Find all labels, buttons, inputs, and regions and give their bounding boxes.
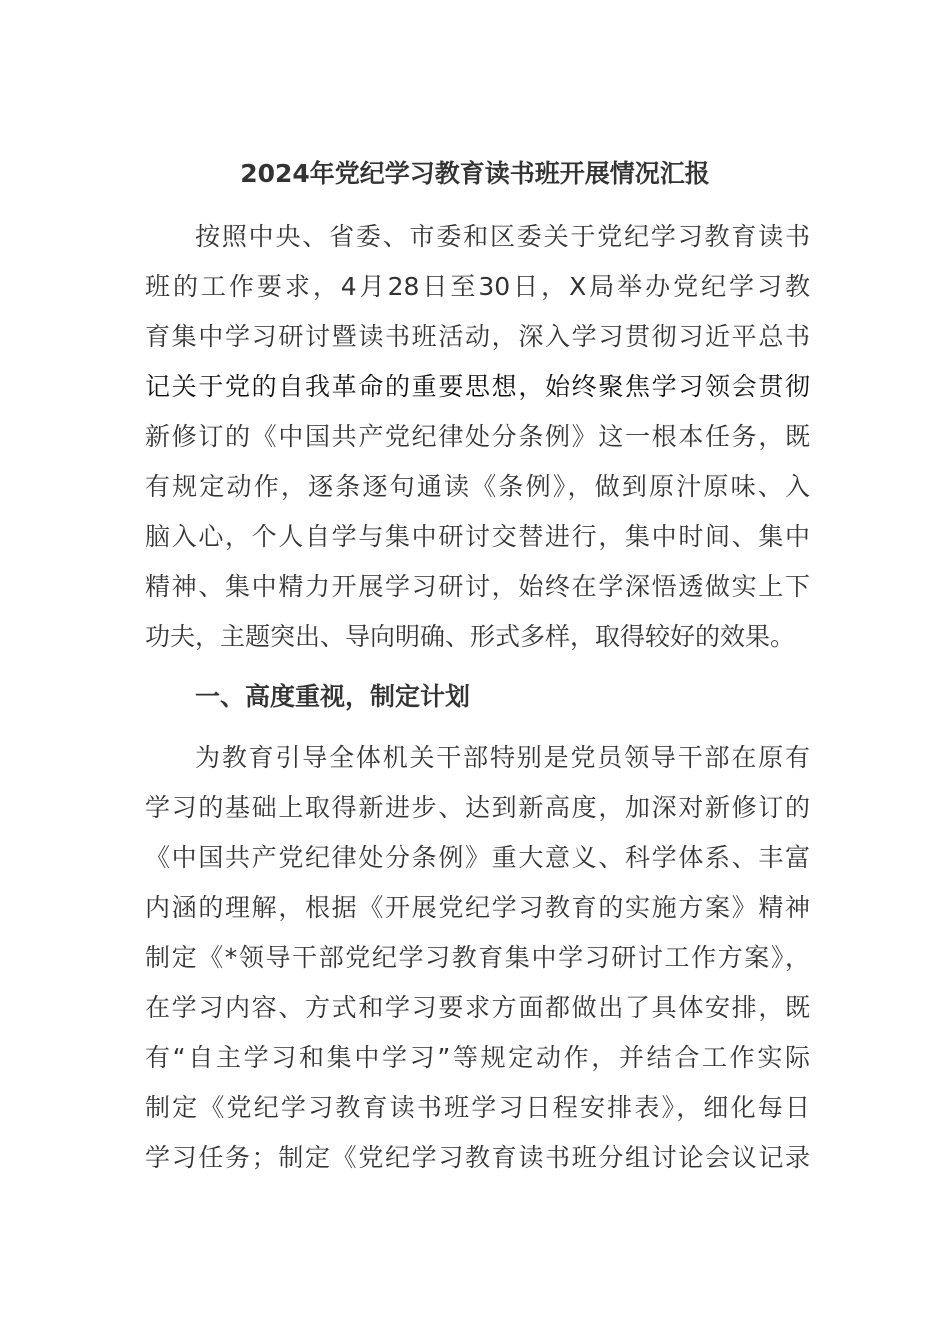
- paragraph-line: 有“自主学习和集中学习”等规定动作，并结合工作实际: [145, 1043, 810, 1072]
- paragraph-line: 育集中学习研讨暨读书班活动，深入学习贯彻习近平总书: [145, 322, 810, 351]
- paragraph-line: 功夫，主题突出、导向明确、形式多样，取得较好的效果。: [145, 622, 796, 651]
- paragraph-line: 按照中央、省委、市委和区委关于党纪学习教育读书: [195, 222, 810, 251]
- paragraph-line: 制定《*领导干部党纪学习教育集中学习研讨工作方案》，: [145, 943, 810, 972]
- paragraph-line: 精神、集中精力开展学习研讨，始终在学深悟透做实上下: [145, 572, 810, 601]
- paragraph-line: 学习的基础上取得新进步、达到新高度，加深对新修订的: [145, 793, 810, 822]
- paragraph-line: 《中国共产党纪律处分条例》重大意义、科学体系、丰富: [145, 843, 810, 872]
- paragraph-line: 脑入心，个人自学与集中研讨交替进行，集中时间、集中: [145, 522, 810, 551]
- paragraph-line: 新修订的《中国共产党纪律处分条例》这一根本任务，既: [145, 422, 810, 451]
- paragraph-line: 为教育引导全体机关干部特别是党员领导干部在原有: [195, 743, 810, 772]
- paragraph-line: 记关于党的自我革命的重要思想，始终聚焦学习领会贯彻: [145, 372, 810, 401]
- paragraph-line: 学习任务；制定《党纪学习教育读书班分组讨论会议记录: [145, 1143, 810, 1172]
- section-heading: 一、高度重视，制定计划: [195, 682, 471, 711]
- paragraph-line: 在学习内容、方式和学习要求方面都做出了具体安排，既: [145, 993, 810, 1022]
- document-title: 2024年党纪学习教育读书班开展情况汇报: [240, 159, 710, 188]
- paragraph-line: 制定《党纪学习教育读书班学习日程安排表》，细化每日: [145, 1093, 810, 1122]
- paragraph-line: 班的工作要求，4月28日至30日，X局举办党纪学习教: [145, 272, 810, 301]
- paragraph-line: 有规定动作，逐条逐句通读《条例》，做到原汁原味、入: [145, 472, 810, 501]
- paragraph-line: 内涵的理解，根据《开展党纪学习教育的实施方案》精神: [145, 893, 810, 922]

★ ★ ★ ★ ★ ★ ★

## Aim of the exercise:
Print the records above line for line without changing anything, and leave out the pictures.

## Answer to this problem:
Find all labels, buttons, inputs, and regions and give their bounding boxes.
- paragraph-line: 有“自主学习和集中学习”等规定动作，并结合工作实际: [145, 1043, 810, 1072]
- paragraph-line: 育集中学习研讨暨读书班活动，深入学习贯彻习近平总书: [145, 322, 810, 351]
- paragraph-line: 功夫，主题突出、导向明确、形式多样，取得较好的效果。: [145, 622, 796, 651]
- paragraph-line: 按照中央、省委、市委和区委关于党纪学习教育读书: [195, 222, 810, 251]
- paragraph-line: 制定《*领导干部党纪学习教育集中学习研讨工作方案》，: [145, 943, 810, 972]
- paragraph-line: 精神、集中精力开展学习研讨，始终在学深悟透做实上下: [145, 572, 810, 601]
- paragraph-line: 学习的基础上取得新进步、达到新高度，加深对新修订的: [145, 793, 810, 822]
- paragraph-line: 《中国共产党纪律处分条例》重大意义、科学体系、丰富: [145, 843, 810, 872]
- paragraph-line: 脑入心，个人自学与集中研讨交替进行，集中时间、集中: [145, 522, 810, 551]
- paragraph-line: 新修订的《中国共产党纪律处分条例》这一根本任务，既: [145, 422, 810, 451]
- paragraph-line: 为教育引导全体机关干部特别是党员领导干部在原有: [195, 743, 810, 772]
- paragraph-line: 记关于党的自我革命的重要思想，始终聚焦学习领会贯彻: [145, 372, 810, 401]
- paragraph-line: 学习任务；制定《党纪学习教育读书班分组讨论会议记录: [145, 1143, 810, 1172]
- section-heading: 一、高度重视，制定计划: [195, 682, 471, 711]
- paragraph-line: 在学习内容、方式和学习要求方面都做出了具体安排，既: [145, 993, 810, 1022]
- document-title: 2024年党纪学习教育读书班开展情况汇报: [240, 159, 710, 188]
- paragraph-line: 制定《党纪学习教育读书班学习日程安排表》，细化每日: [145, 1093, 810, 1122]
- paragraph-line: 班的工作要求，4月28日至30日，X局举办党纪学习教: [145, 272, 810, 301]
- paragraph-line: 有规定动作，逐条逐句通读《条例》，做到原汁原味、入: [145, 472, 810, 501]
- paragraph-line: 内涵的理解，根据《开展党纪学习教育的实施方案》精神: [145, 893, 810, 922]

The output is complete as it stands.